Your objective |
Copy out the lines that include the word "including".

Dataset content |
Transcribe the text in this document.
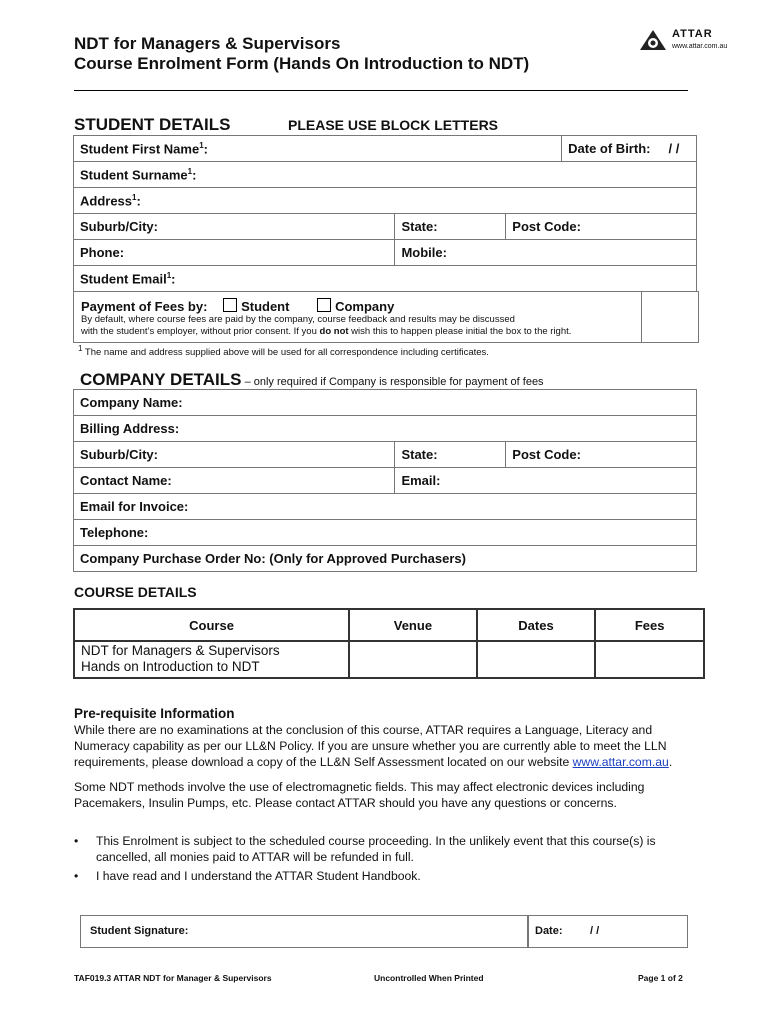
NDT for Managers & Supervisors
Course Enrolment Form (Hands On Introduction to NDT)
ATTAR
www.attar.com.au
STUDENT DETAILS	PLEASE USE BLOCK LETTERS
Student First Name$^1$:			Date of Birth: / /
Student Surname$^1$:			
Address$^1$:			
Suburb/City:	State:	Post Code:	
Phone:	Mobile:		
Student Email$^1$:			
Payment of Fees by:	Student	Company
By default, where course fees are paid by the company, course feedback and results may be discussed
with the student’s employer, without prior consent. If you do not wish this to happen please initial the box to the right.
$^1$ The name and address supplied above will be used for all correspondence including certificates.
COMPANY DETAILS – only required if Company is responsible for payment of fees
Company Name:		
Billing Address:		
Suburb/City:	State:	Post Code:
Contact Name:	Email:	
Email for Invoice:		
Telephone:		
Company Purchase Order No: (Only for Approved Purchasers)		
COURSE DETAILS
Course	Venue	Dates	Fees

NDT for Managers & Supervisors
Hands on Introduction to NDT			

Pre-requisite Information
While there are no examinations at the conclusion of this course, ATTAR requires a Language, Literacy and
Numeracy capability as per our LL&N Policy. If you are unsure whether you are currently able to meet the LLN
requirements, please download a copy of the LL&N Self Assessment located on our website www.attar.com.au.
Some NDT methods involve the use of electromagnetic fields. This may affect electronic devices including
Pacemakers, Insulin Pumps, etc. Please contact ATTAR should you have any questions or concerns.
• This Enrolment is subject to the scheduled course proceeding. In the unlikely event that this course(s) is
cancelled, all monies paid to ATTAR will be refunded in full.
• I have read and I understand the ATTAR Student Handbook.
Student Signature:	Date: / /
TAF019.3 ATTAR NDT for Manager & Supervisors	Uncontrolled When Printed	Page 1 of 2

Output |
$^1$ The name and address supplied above will be used for all correspondence including certificates.
Some NDT methods involve the use of electromagnetic fields. This may affect electronic devices including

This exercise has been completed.